If you have a small jib like the 85% you should try it. With the 85% and a double reef, it a real hoot to beat upwind in 25-30 and actually a very nice ride, I think better than running in the same conditions. If the water is real cold, its only fun for a while, if the water is warm, its fun all day.


----------



## jrd22 (Nov 14, 2000)

On our 34' pilothouse we have a 130 genoa on a furler and we had a very heavy, high clew 90 jib made. Have found this covers most conditions, both winter and summer here in the NW. Installing an inner forestay is a big, expensive project that I would only consider if going offshore for an extended time(I'd love to have it though). If you watch the weather and plan your trip well you shouldn't have too much trouble, but be ready to head in if it sounds like it's going to kick up. A three reef main is a very good idea, and makes for a balanced rig when you have the heavy weather jib furled in a bit.
+ + + +
**PROBLEMS**:
1. Could you quote the forum posts on heavy-weather jibs between "If you have" and "fun all day.", inclusive?
2. Can you continue the forum thread on sailing upwind with a small jib, starting right after its last sentence?

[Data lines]
+ + + +
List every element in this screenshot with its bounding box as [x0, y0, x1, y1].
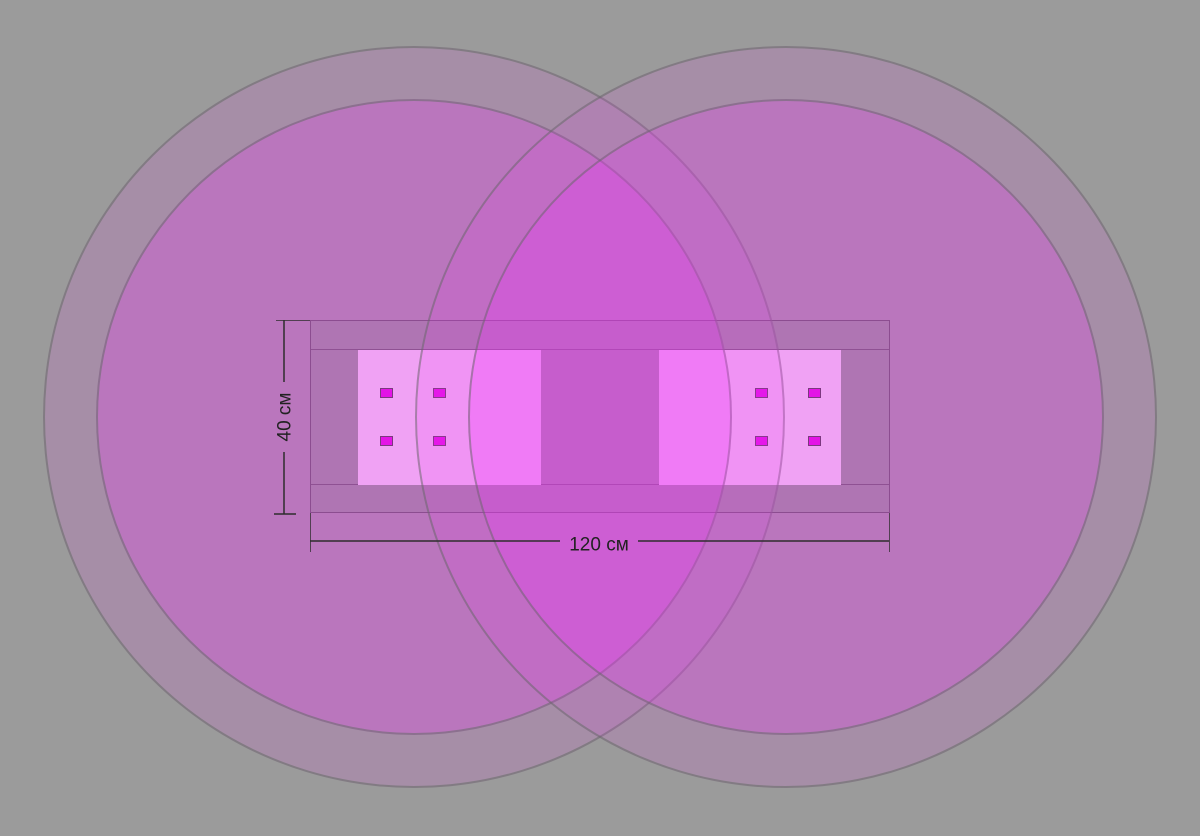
coverage-diagram: 40 см 120 см [0, 0, 1200, 836]
right-lamp-coverage-inner-circle [468, 99, 1104, 735]
height-dimension-line-lower [283, 452, 285, 514]
width-dimension-line-right [638, 540, 889, 542]
height-dimension-witness-bottom [274, 513, 296, 515]
height-dimension-line-upper [283, 320, 285, 382]
height-dimension-witness-top [276, 320, 310, 322]
width-dimension-witness-right [889, 513, 891, 552]
width-dimension-witness-left [310, 513, 312, 552]
width-dimension-line-left [310, 540, 560, 542]
height-dimension-label: 40 см [276, 393, 295, 442]
width-dimension-label: 120 см [569, 536, 629, 555]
+ + + +
**RESPONSES TO THE EXERCISE**:
1.
If you have a small jib like the 85% you should try it. With the 85% and a double reef, it a real hoot to beat upwind in 25-30 and actually a very nice ride, I think better than running in the same conditions. If the water is real cold, its only fun for a while, if the water is warm, its fun all day.

2.
----------



## TSOJOURNER (Dec 16, 1999)

My main does have 3 reefs. Sounds like the best approach is to go with a 100 to 110 jib made for roler furling--roll it up, put in 3 reefs and have fun. Appreciate all the input!!!


----------



## tdw (Oct 2, 2006)

sailingfool said:


> If you have a small jib like the 85% you should try it. With the 85% and a double reef, it a real hoot to beat upwind in 25-30 and actually a very nice ride, I think better than running in the same conditions. If the water is real cold, its only fun for a while, if the water is warm, its fun all day.


To be honest it's something I quite enjoy, maybe not in excess of 30 knots but certainly in high 20s. Your post makes me think that maybe on a day like that I should try a combination of a reefed main with the storm jib. If that vaguely worked then I might consider getting an extra sail that is more a working jib but one that sets off the inner forestay to use in combo with the reefed main. might be an interesting experiment.

Uphill bashing is fine on a day sail. I'm not so sure I'd want to be doing it for multi days in a row.


----------



## chris_gee (May 31, 2006)

Your difficulty wombat is that you seem to be unbalanced, and the experiment would make it worse.


----------



## tdw (Oct 2, 2006)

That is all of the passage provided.